DATASET ROWS>
__________________________________________________

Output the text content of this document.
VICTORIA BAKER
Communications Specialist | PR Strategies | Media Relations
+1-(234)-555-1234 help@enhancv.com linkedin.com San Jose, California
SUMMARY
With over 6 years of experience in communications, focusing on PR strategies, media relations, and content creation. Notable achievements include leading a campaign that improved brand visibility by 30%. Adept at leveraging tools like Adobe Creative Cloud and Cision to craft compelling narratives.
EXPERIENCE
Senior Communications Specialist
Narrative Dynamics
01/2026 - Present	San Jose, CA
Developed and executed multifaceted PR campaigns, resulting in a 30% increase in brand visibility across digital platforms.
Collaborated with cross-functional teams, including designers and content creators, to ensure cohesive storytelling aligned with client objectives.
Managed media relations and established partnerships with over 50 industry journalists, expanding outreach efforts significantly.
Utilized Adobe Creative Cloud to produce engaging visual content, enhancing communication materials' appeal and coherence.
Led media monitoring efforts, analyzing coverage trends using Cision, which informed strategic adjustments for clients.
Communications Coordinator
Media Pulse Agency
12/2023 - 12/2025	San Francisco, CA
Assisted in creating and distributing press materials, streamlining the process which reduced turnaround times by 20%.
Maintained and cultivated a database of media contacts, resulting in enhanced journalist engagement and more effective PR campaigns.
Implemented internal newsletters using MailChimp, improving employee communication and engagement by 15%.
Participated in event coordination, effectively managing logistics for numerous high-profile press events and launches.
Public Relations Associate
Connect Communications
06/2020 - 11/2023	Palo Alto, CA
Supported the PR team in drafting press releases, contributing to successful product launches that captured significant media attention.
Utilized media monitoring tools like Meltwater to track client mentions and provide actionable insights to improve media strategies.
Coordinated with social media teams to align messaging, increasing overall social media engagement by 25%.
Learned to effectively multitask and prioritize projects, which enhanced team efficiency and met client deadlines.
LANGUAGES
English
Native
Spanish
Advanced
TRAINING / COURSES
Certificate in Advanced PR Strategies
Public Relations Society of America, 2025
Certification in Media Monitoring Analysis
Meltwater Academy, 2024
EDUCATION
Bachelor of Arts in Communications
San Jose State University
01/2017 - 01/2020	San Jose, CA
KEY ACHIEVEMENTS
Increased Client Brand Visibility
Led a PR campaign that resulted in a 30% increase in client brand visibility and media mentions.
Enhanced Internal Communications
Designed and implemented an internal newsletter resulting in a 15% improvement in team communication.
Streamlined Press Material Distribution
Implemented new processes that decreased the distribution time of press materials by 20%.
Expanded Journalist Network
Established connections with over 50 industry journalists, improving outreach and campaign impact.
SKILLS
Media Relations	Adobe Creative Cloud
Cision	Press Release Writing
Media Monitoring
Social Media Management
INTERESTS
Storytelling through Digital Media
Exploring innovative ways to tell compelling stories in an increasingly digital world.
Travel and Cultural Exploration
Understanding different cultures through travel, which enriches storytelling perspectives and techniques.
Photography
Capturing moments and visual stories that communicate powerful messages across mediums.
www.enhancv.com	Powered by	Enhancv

__________________________________________________

PROBLEM DESCRIPTION>
All of the data needs to be reproduced exactly, with no line missing.

ANSWER TO THE TASK>
Output the text content of this document.
VICTORIA BAKER
Communications Specialist | PR Strategies | Media Relations
+1-(234)-555-1234 help@enhancv.com linkedin.com San Jose, California
SUMMARY
With over 6 years of experience in communications, focusing on PR strategies, media relations, and content creation. Notable achievements include leading a campaign that improved brand visibility by 30%. Adept at leveraging tools like Adobe Creative Cloud and Cision to craft compelling narratives.
EXPERIENCE
Senior Communications Specialist
Narrative Dynamics
01/2026 - Present	San Jose, CA
Developed and executed multifaceted PR campaigns, resulting in a 30% increase in brand visibility across digital platforms.
Collaborated with cross-functional teams, including designers and content creators, to ensure cohesive storytelling aligned with client objectives.
Managed media relations and established partnerships with over 50 industry journalists, expanding outreach efforts significantly.
Utilized Adobe Creative Cloud to produce engaging visual content, enhancing communication materials' appeal and coherence.
Led media monitoring efforts, analyzing coverage trends using Cision, which informed strategic adjustments for clients.
Communications Coordinator
Media Pulse Agency
12/2023 - 12/2025	San Francisco, CA
Assisted in creating and distributing press materials, streamlining the process which reduced turnaround times by 20%.
Maintained and cultivated a database of media contacts, resulting in enhanced journalist engagement and more effective PR campaigns.
Implemented internal newsletters using MailChimp, improving employee communication and engagement by 15%.
Participated in event coordination, effectively managing logistics for numerous high-profile press events and launches.
Public Relations Associate
Connect Communications
06/2020 - 11/2023	Palo Alto, CA
Supported the PR team in drafting press releases, contributing to successful product launches that captured significant media attention.
Utilized media monitoring tools like Meltwater to track client mentions and provide actionable insights to improve media strategies.
Coordinated with social media teams to align messaging, increasing overall social media engagement by 25%.
Learned to effectively multitask and prioritize projects, which enhanced team efficiency and met client deadlines.
LANGUAGES
English
Native
Spanish
Advanced
TRAINING / COURSES
Certificate in Advanced PR Strategies
Public Relations Society of America, 2025
Certification in Media Monitoring Analysis
Meltwater Academy, 2024
EDUCATION
Bachelor of Arts in Communications
San Jose State University
01/2017 - 01/2020	San Jose, CA
KEY ACHIEVEMENTS
Increased Client Brand Visibility
Led a PR campaign that resulted in a 30% increase in client brand visibility and media mentions.
Enhanced Internal Communications
Designed and implemented an internal newsletter resulting in a 15% improvement in team communication.
Streamlined Press Material Distribution
Implemented new processes that decreased the distribution time of press materials by 20%.
Expanded Journalist Network
Established connections with over 50 industry journalists, improving outreach and campaign impact.
SKILLS
Media Relations	Adobe Creative Cloud
Cision	Press Release Writing
Media Monitoring
Social Media Management
INTERESTS
Storytelling through Digital Media
Exploring innovative ways to tell compelling stories in an increasingly digital world.
Travel and Cultural Exploration
Understanding different cultures through travel, which enriches storytelling perspectives and techniques.
Photography
Capturing moments and visual stories that communicate powerful messages across mediums.
www.enhancv.com	Powered by	Enhancv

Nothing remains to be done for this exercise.